**Directions for this task**. Wherever a line holds the word "positive", copy that line out.
--- Start of Given data ---
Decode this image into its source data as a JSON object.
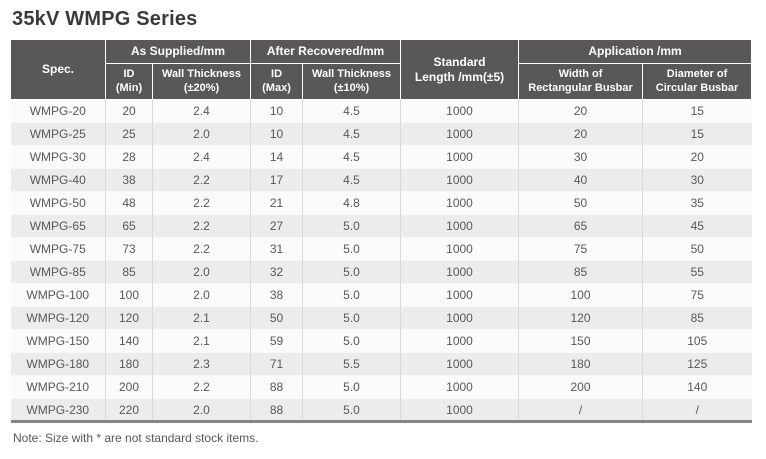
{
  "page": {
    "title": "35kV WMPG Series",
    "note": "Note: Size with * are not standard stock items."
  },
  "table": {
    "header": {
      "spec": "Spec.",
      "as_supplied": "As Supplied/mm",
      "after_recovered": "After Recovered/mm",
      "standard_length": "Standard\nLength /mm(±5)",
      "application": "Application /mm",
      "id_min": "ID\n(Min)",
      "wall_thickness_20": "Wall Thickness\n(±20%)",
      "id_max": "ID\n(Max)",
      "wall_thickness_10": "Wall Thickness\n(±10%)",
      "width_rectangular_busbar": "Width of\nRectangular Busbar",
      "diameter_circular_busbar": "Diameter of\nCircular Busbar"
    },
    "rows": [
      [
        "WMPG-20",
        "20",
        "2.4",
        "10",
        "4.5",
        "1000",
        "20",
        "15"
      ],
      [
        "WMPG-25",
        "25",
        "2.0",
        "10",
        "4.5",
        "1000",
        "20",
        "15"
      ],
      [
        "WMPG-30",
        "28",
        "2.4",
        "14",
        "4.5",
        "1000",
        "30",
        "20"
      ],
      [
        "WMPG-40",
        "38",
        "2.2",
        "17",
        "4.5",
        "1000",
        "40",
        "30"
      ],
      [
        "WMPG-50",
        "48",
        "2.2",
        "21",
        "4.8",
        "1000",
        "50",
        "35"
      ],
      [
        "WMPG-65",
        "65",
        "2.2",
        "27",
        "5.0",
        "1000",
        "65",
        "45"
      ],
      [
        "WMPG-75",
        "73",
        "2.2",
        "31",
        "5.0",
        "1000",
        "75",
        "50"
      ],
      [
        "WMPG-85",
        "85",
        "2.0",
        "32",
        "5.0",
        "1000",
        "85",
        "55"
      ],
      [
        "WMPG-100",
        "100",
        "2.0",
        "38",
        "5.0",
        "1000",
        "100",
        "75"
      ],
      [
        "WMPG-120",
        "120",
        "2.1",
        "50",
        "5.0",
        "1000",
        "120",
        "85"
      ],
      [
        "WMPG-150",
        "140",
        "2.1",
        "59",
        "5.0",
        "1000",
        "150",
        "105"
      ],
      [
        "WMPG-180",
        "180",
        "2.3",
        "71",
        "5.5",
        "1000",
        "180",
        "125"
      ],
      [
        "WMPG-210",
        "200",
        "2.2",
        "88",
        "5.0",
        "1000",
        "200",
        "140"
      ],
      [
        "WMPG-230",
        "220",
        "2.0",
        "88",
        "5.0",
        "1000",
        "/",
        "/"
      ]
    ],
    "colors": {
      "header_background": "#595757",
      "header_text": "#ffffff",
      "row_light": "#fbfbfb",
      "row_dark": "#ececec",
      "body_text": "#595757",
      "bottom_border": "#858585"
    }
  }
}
--- End of Given data ---
--- Start of Given data ---
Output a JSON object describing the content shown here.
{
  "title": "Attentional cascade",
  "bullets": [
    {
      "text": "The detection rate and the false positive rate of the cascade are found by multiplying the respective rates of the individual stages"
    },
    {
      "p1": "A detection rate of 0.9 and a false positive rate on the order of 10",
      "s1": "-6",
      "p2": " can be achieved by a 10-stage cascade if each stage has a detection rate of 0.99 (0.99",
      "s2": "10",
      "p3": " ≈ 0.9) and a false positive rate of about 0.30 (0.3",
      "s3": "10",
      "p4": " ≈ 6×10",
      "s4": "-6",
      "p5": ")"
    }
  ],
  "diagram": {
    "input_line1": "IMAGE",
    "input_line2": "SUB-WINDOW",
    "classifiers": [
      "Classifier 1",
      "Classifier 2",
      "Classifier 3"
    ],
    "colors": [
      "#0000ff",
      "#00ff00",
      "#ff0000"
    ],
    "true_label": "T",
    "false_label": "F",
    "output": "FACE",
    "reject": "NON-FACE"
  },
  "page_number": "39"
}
--- End of Given data ---
**The result**.
      "text": "The detection rate and the false positive rate of the cascade are found by multiplying the respective rates of the individual stages"
      "p1": "A detection rate of 0.9 and a false positive rate on the order of 10",
      "p3": " ≈ 0.9) and a false positive rate of about 0.30 (0.3",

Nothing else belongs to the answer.